__Text excerpt__
________
In the manga, Chris learns of Ruu's secret early on and promises not to tell, stating that she was ridiculed as a child for her red hair and uncommon appearance. In the anime, however, she does not discover his secret until the last few episodes. Christine's parents are never seen in the anime; the only visible adult in her household is the Hanakomachi butler Mr Shikada ("Mr. Deerfield" in English translations), who is dressed in a deer costume. He has been doing this for Chris since her childhood to make her happy, because of her love for deer. Her favorite pastimes include skiing and horseback riding.

 Christine's 3-year-old cousin. Momoka often rides her tricycle, and she is in love with Ruu, declaring that he is her boyfriend, going as far as to saying that she wants to marry him. Momoka has a grudge against Miyu and other older girls; she often calls them obā-chan, or "Madam" – a title used for an elderly woman or a grandmother, which infuriates Miyu. She appears to like Kanata very much, however, admitting he is cute and calling him "Kanata onii-chan". Momoka learns Miyu and Kanata's secret about aliens in their house in the episode "Momoka's Passport", when she saw Ruu fly up to recapture a balloon. From Episodes 4 to 30, she insists that men and women, no matter what their ages are, do not cry, but in Episode 31, it may be revealed that she was lying about that: saying that it's all right to cry, and viewers can tell by the look on her face when she cried with Ruu and Wannya, who are dressed as Rudolph the Red-Nosed Reindeer and Santa Claus, respectively, in the show's first Christmas episode.

 Aya is Miyu and Kanata's classmate, who is a very good friend of Miyu; they often go shopping with Nanami. She has greenish hair, with two braids. She likes writing and staging school plays (which she often directs). Much to Miyu and Kanata's displeasure, some of Aya's plays or projects are similar to their current life; they get annoyed when she casts Miyu and Kanata in lead roles. Things become much worse when Aya develops an interest in Ruu, and also features him in her plays. Occasionally, Aya will start speaking French when she gets excited. Sometimes when she gets an idea for a new play, an orange will appear on her head (similar to Mikan's); she says she is in "Mikan mode" when this happens.

 Nanami is Miyu and Kanata's classmate. She has short brown hair, and is a very good friend of Miyu; she often goes shopping with her and Aya. Nanami is usually very playful and energetic, but can sometimes get very tired after a hard task. She also has a huge appetite, and likes old-school-style clothes.
________
__Recorded data__
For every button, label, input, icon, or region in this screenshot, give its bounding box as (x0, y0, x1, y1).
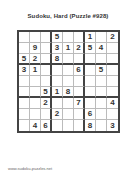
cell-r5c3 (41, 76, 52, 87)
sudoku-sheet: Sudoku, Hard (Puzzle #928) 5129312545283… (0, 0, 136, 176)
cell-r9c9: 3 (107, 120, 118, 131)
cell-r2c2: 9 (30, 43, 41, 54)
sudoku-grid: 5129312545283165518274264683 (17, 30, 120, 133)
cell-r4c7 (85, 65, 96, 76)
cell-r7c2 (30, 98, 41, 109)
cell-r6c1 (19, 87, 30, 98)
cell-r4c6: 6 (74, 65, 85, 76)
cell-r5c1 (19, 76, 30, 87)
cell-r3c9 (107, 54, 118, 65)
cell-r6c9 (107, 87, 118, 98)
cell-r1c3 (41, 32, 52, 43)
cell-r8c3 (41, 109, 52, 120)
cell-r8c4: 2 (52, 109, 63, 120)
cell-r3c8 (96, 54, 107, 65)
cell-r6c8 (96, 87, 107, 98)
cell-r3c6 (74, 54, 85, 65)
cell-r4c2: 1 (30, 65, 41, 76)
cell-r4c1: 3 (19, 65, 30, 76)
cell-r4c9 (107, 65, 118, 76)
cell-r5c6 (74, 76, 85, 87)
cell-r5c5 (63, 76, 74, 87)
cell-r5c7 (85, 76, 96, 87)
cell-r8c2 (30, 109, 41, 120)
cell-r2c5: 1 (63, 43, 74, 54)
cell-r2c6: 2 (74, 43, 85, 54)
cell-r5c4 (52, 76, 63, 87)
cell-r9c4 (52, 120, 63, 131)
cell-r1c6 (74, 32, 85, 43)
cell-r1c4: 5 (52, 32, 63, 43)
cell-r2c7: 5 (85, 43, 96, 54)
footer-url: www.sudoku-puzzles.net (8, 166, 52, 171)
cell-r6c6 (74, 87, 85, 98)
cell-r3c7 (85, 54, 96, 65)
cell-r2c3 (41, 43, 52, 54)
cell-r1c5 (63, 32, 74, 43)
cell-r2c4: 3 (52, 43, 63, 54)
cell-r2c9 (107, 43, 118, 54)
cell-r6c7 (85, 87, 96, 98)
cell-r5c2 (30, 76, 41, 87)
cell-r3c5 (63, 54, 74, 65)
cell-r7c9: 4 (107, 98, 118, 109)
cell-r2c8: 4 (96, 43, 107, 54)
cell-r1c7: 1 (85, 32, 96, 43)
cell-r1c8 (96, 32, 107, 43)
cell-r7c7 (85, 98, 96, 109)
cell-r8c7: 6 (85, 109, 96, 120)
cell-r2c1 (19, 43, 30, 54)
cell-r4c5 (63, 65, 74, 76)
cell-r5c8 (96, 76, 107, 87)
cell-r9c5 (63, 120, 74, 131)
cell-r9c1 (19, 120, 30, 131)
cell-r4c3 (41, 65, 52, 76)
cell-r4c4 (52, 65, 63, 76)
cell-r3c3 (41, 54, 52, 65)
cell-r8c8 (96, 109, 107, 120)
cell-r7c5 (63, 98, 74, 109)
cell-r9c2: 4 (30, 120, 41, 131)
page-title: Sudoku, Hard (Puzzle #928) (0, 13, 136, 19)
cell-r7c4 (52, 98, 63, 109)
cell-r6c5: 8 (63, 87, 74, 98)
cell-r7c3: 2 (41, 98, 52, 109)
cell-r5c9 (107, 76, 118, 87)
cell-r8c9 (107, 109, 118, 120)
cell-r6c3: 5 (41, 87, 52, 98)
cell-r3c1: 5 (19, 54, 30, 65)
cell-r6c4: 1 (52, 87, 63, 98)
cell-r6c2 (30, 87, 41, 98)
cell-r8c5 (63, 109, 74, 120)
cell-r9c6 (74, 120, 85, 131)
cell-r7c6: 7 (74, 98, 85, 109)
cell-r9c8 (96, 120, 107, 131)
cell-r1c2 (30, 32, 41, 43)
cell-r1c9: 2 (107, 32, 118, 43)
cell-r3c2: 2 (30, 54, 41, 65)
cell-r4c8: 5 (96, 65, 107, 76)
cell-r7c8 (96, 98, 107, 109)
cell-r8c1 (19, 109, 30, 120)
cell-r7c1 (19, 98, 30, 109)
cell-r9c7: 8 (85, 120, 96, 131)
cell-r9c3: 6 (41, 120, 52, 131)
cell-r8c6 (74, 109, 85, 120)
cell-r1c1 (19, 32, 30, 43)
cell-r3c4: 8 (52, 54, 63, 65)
________
__Exercise instructions__
Write the next part of the character descriptions, picking up after the last sentence about Nanami. The data has no role here.

__Solved problem__
 Santa is Kanata's best friend, who is weird and often comes up with strange ideas. He loves old recordings. Miyu once thought that Santa had fallen in love with a girl, but later finds out that it was the girl's camera he admired. He first met Kanata through a TV show named Cactus Man (named for the main character), which had low ratings and was cancelled early. Kanata liked the show, though, because he felt the hero had more courage than other heroes. One day, while wearing a Cactus Man costume, he meets Santa (who is wearing an identical costume). Soon afterwards, they place their costumes in a time capsule, opening it ten years later with Miyu, Ruu, and Wannyā witnessing them. He has a pen pal, with whom he becomes friends; before she leaves for Germany, the two meet each other in person.

Santa's name is a play on the Japanese pronunciation of "Santa Claus", though this has no direct relation to his character. At the end of the manga he was dating a celebrity, Kyouko.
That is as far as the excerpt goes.